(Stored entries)
********

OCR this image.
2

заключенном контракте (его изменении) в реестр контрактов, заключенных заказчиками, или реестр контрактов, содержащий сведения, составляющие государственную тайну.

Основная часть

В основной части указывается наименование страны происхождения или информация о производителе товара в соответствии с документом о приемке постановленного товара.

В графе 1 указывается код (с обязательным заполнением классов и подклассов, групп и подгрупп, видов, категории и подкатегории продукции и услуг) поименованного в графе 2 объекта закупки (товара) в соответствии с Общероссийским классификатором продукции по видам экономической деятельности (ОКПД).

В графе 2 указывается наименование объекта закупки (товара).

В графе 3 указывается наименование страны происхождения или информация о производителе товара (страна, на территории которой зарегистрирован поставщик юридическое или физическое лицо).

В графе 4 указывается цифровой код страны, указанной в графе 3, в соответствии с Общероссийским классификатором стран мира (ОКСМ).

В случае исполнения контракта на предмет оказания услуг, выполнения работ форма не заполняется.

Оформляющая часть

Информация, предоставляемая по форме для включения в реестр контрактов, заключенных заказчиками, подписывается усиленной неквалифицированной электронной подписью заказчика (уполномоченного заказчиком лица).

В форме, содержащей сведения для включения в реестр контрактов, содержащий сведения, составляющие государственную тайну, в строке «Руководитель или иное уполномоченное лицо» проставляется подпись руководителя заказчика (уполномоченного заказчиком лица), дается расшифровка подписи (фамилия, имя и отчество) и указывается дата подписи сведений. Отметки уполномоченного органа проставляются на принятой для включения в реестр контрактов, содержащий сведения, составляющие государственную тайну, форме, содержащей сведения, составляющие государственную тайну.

********

Output the complete data exactly as written.

OCR this image.
2

заключенном контракте (его изменении) в реестр контрактов, заключенных заказчиками, или реестр контрактов, содержащий сведения, составляющие государственную тайну.

Основная часть

В основной части указывается наименование страны происхождения или информация о производителе товара в соответствии с документом о приемке постановленного товара.

В графе 1 указывается код (с обязательным заполнением классов и подклассов, групп и подгрупп, видов, категории и подкатегории продукции и услуг) поименованного в графе 2 объекта закупки (товара) в соответствии с Общероссийским классификатором продукции по видам экономической деятельности (ОКПД).

В графе 2 указывается наименование объекта закупки (товара).

В графе 3 указывается наименование страны происхождения или информация о производителе товара (страна, на территории которой зарегистрирован поставщик юридическое или физическое лицо).

В графе 4 указывается цифровой код страны, указанной в графе 3, в соответствии с Общероссийским классификатором стран мира (ОКСМ).

В случае исполнения контракта на предмет оказания услуг, выполнения работ форма не заполняется.

Оформляющая часть

Информация, предоставляемая по форме для включения в реестр контрактов, заключенных заказчиками, подписывается усиленной неквалифицированной электронной подписью заказчика (уполномоченного заказчиком лица).

В форме, содержащей сведения для включения в реестр контрактов, содержащий сведения, составляющие государственную тайну, в строке «Руководитель или иное уполномоченное лицо» проставляется подпись руководителя заказчика (уполномоченного заказчиком лица), дается расшифровка подписи (фамилия, имя и отчество) и указывается дата подписи сведений. Отметки уполномоченного органа проставляются на принятой для включения в реестр контрактов, содержащий сведения, составляющие государственную тайну, форме, содержащей сведения, составляющие государственную тайну.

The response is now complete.